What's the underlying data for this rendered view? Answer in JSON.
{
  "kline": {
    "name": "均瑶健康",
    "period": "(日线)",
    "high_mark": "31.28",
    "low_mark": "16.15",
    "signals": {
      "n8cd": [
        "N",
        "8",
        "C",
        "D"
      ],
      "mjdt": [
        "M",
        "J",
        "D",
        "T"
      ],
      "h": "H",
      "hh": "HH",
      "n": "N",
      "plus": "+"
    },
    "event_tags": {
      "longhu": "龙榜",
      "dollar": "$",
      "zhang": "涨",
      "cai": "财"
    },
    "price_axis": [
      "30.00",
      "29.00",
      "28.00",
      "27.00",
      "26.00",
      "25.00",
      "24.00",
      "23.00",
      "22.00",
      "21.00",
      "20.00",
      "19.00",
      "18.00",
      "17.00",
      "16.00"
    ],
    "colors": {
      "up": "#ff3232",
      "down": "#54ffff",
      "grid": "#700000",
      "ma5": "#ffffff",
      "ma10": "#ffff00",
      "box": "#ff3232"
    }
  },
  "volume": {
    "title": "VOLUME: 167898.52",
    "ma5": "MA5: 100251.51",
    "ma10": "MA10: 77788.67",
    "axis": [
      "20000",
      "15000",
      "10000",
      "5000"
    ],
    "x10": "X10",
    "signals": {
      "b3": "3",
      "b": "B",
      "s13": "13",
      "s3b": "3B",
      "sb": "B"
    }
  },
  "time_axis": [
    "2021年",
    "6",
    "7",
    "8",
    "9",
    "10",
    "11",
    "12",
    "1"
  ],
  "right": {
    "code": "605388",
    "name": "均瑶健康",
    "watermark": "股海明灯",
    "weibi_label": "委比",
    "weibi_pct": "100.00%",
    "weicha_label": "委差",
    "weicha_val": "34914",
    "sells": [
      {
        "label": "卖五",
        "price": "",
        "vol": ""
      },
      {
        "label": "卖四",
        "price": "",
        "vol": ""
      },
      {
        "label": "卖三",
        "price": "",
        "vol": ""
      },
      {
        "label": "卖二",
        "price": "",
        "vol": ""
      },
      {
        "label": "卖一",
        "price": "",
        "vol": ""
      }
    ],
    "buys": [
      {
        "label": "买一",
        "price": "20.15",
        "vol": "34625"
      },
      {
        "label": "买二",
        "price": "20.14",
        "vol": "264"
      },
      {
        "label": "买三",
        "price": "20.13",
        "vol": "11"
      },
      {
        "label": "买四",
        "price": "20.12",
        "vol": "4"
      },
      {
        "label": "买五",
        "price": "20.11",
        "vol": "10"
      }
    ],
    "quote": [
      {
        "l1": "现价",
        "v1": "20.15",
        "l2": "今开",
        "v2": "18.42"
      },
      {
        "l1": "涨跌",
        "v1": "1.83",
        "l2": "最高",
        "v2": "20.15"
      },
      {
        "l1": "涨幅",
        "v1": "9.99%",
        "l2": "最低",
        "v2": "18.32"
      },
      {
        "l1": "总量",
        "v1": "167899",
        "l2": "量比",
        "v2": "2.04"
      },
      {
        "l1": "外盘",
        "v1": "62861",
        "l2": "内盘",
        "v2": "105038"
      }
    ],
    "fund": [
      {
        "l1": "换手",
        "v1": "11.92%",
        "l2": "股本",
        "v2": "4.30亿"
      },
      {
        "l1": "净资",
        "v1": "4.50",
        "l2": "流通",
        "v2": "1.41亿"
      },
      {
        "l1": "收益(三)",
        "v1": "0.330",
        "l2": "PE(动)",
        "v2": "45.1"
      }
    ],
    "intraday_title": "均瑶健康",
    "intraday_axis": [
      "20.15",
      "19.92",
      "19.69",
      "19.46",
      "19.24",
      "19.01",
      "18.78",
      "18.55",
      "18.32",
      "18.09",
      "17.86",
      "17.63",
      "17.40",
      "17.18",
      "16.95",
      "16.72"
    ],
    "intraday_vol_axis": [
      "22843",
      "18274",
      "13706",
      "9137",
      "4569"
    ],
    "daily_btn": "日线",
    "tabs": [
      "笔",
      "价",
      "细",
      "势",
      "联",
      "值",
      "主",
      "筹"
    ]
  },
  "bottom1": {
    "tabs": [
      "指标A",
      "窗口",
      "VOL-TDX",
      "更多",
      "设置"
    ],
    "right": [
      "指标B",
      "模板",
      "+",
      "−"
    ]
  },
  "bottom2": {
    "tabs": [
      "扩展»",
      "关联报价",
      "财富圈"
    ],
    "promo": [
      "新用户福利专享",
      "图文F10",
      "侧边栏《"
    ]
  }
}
++++++++++
Directions> Each line of the material above must be retyped precisely.

Answer to the problem>
What's the underlying data for this rendered view? Answer in JSON.
{
  "kline": {
    "name": "均瑶健康",
    "period": "(日线)",
    "high_mark": "31.28",
    "low_mark": "16.15",
    "signals": {
      "n8cd": [
        "N",
        "8",
        "C",
        "D"
      ],
      "mjdt": [
        "M",
        "J",
        "D",
        "T"
      ],
      "h": "H",
      "hh": "HH",
      "n": "N",
      "plus": "+"
    },
    "event_tags": {
      "longhu": "龙榜",
      "dollar": "$",
      "zhang": "涨",
      "cai": "财"
    },
    "price_axis": [
      "30.00",
      "29.00",
      "28.00",
      "27.00",
      "26.00",
      "25.00",
      "24.00",
      "23.00",
      "22.00",
      "21.00",
      "20.00",
      "19.00",
      "18.00",
      "17.00",
      "16.00"
    ],
    "colors": {
      "up": "#ff3232",
      "down": "#54ffff",
      "grid": "#700000",
      "ma5": "#ffffff",
      "ma10": "#ffff00",
      "box": "#ff3232"
    }
  },
  "volume": {
    "title": "VOLUME: 167898.52",
    "ma5": "MA5: 100251.51",
    "ma10": "MA10: 77788.67",
    "axis": [
      "20000",
      "15000",
      "10000",
      "5000"
    ],
    "x10": "X10",
    "signals": {
      "b3": "3",
      "b": "B",
      "s13": "13",
      "s3b": "3B",
      "sb": "B"
    }
  },
  "time_axis": [
    "2021年",
    "6",
    "7",
    "8",
    "9",
    "10",
    "11",
    "12",
    "1"
  ],
  "right": {
    "code": "605388",
    "name": "均瑶健康",
    "watermark": "股海明灯",
    "weibi_label": "委比",
    "weibi_pct": "100.00%",
    "weicha_label": "委差",
    "weicha_val": "34914",
    "sells": [
      {
        "label": "卖五",
        "price": "",
        "vol": ""
      },
      {
        "label": "卖四",
        "price": "",
        "vol": ""
      },
      {
        "label": "卖三",
        "price": "",
        "vol": ""
      },
      {
        "label": "卖二",
        "price": "",
        "vol": ""
      },
      {
        "label": "卖一",
        "price": "",
        "vol": ""
      }
    ],
    "buys": [
      {
        "label": "买一",
        "price": "20.15",
        "vol": "34625"
      },
      {
        "label": "买二",
        "price": "20.14",
        "vol": "264"
      },
      {
        "label": "买三",
        "price": "20.13",
        "vol": "11"
      },
      {
        "label": "买四",
        "price": "20.12",
        "vol": "4"
      },
      {
        "label": "买五",
        "price": "20.11",
        "vol": "10"
      }
    ],
    "quote": [
      {
        "l1": "现价",
        "v1": "20.15",
        "l2": "今开",
        "v2": "18.42"
      },
      {
        "l1": "涨跌",
        "v1": "1.83",
        "l2": "最高",
        "v2": "20.15"
      },
      {
        "l1": "涨幅",
        "v1": "9.99%",
        "l2": "最低",
        "v2": "18.32"
      },
      {
        "l1": "总量",
        "v1": "167899",
        "l2": "量比",
        "v2": "2.04"
      },
      {
        "l1": "外盘",
        "v1": "62861",
        "l2": "内盘",
        "v2": "105038"
      }
    ],
    "fund": [
      {
        "l1": "换手",
        "v1": "11.92%",
        "l2": "股本",
        "v2": "4.30亿"
      },
      {
        "l1": "净资",
        "v1": "4.50",
        "l2": "流通",
        "v2": "1.41亿"
      },
      {
        "l1": "收益(三)",
        "v1": "0.330",
        "l2": "PE(动)",
        "v2": "45.1"
      }
    ],
    "intraday_title": "均瑶健康",
    "intraday_axis": [
      "20.15",
      "19.92",
      "19.69",
      "19.46",
      "19.24",
      "19.01",
      "18.78",
      "18.55",
      "18.32",
      "18.09",
      "17.86",
      "17.63",
      "17.40",
      "17.18",
      "16.95",
      "16.72"
    ],
    "intraday_vol_axis": [
      "22843",
      "18274",
      "13706",
      "9137",
      "4569"
    ],
    "daily_btn": "日线",
    "tabs": [
      "笔",
      "价",
      "细",
      "势",
      "联",
      "值",
      "主",
      "筹"
    ]
  },
  "bottom1": {
    "tabs": [
      "指标A",
      "窗口",
      "VOL-TDX",
      "更多",
      "设置"
    ],
    "right": [
      "指标B",
      "模板",
      "+",
      "−"
    ]
  },
  "bottom2": {
    "tabs": [
      "扩展»",
      "关联报价",
      "财富圈"
    ],
    "promo": [
      "新用户福利专享",
      "图文F10",
      "侧边栏《"
    ]
  }
}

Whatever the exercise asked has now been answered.